◆ PROBLEM: Transcribe the passage on reputation inputs from "The operators of" through "to misuse them.".

A common format for blogs, for instance, is to present a menu of blog entries, with excerpts for each, and “read more” links. Clicks on a link to a post may be a reasonably accurate indicator of interest in the destination article.

But beware—the limitations of a user interface can render such data misleading. In the example in Figure 6-12, the interface may not reveal enough content to allow you to infer the real level of interest from the number of clicks. (Weight such input accordingly.)

By clicking more, a reader may be indicating a higher level of interest in this review on Yahoo! Local. (Or a click may simply indicate that the excerpt wasn’t generous enough—tread carefully.)

Figure 6-12. By clicking “more,” a reader may be indicating a higher level of interest in this review on Yahoo! Local. (Or a click may simply indicate that the excerpt wasn’t generous enough—tread carefully.)

Reactions: Comments, photos, and media

One of the very best indicators of interest in an entity is the amount of conversation, rebuttal, and response that it generates. While we’ve cautioned against using activity alone as a reputation input (to the detriment of good quality indicators), we certainly don’t want to imply that conversational activity has no place in your system. Far from it. If an item is a topic of conversation, the item should benefit from that interest.

The operators of some popular websites realize the value of rebuttal mechanisms and have formalized the ability to attach a response to a reputable entity. YouTube’s video responses feature is an example (see Figure 6-13). As with any implicit input, however, be careful; the more your site’s design shows how your system uses those associations, the more tempting it will be for members of your community to misuse them.

The video responses on YouTube certainly indicate users’ desire to be associated with popular videos. However, they may not actually indicate any logical thread of association.

Figure 6-13. The video responses on YouTube certainly indicate users’ desire to be associated with popular videos. However, they may not actually indicate any logical thread of association.

Constraining Scope

When you’re considering all the objects that your system will interact with, and all the interactions between those objects and your users, it’s critical to take into account an idea that we have been reinforcing throughout this book: all reputation exists within a limited context, which is always specific to your audience and application. Try to determine the correct scope, or restrictive context, for the reputations in your system. Resist the temptation to lump all reputation-generating interactions into one score—the score will be diluted to the point of meaninglessness. The following example from Yahoo! makes our point perfectly.

Context Is King

This story tells how Yahoo! Sports unsuccessfully tried to integrate social media into its top-tier website. Even seasoned product managers and designers can fall into the trap of making the scope of an application’s objects and interactions much broader than it should be.

Yahoo!’s Sports product managers believed that they should integrate user-generated content quickly across their entire site. They did an audit of their offering, and started to identify candidate objects, reputable entities, and some potential inputs.

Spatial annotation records

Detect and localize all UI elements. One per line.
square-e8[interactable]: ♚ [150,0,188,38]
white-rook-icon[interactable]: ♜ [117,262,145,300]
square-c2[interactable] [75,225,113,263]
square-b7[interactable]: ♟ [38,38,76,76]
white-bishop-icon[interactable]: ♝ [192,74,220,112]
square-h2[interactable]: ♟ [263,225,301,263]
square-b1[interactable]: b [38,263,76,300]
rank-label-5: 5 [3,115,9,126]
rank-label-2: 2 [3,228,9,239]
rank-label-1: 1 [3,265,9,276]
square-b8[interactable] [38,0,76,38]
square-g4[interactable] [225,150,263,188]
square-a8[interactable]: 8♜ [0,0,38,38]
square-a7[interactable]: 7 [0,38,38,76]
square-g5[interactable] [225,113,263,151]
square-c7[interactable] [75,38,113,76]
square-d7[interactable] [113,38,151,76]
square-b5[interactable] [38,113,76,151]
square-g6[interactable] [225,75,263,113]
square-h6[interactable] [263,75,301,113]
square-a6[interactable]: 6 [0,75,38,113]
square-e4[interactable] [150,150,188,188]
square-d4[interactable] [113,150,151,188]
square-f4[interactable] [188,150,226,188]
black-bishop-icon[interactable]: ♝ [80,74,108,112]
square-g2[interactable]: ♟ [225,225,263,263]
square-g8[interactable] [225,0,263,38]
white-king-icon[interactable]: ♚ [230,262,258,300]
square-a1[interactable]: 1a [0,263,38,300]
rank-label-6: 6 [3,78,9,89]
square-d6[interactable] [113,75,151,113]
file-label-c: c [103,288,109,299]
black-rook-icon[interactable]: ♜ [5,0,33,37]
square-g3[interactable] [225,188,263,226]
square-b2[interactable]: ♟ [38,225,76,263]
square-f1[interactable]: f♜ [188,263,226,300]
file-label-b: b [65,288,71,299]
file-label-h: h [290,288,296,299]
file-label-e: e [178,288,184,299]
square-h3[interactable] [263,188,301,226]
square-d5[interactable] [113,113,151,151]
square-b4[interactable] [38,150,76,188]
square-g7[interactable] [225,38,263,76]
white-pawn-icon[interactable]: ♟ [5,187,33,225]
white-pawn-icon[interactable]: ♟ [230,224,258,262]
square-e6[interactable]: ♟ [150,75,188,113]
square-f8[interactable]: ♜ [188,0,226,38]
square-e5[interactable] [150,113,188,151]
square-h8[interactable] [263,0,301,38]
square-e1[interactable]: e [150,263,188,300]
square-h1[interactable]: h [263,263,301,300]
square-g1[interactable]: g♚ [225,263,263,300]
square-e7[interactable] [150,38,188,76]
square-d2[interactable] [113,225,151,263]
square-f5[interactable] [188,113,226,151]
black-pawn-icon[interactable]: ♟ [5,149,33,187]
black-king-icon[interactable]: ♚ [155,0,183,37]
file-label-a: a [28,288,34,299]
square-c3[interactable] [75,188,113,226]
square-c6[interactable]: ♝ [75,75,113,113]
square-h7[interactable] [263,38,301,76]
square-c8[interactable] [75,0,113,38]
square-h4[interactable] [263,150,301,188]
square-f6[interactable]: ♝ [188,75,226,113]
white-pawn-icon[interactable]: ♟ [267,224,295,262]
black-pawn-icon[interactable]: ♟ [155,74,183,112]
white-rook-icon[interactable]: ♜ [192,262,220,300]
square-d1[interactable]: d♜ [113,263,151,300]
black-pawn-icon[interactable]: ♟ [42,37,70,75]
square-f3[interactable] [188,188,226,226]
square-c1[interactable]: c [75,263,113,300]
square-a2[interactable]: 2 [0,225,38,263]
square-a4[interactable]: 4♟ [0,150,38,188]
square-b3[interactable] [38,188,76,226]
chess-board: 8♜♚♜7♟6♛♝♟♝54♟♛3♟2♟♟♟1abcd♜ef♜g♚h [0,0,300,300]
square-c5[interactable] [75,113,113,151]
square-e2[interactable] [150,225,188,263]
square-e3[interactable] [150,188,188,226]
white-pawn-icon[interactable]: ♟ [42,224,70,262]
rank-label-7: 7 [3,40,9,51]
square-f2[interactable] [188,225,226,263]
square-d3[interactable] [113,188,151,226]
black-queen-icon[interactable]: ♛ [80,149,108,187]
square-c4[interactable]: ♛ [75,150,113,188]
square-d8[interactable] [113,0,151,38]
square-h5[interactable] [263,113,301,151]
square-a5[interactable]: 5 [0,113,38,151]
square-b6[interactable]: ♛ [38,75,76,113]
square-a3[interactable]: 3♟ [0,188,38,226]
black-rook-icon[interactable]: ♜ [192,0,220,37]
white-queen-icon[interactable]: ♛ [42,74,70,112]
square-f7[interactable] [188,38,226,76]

◆ SOLUTION BELOW:
The operators of some popular websites realize the value of rebuttal mechanisms and have formalized the ability to attach a response to a reputable entity. YouTube’s video responses feature is an example (see Figure 6-13). As with any implicit input, however, be careful; the more your site’s design shows how your system uses those associations, the more tempting it will be for members of your community to misuse them.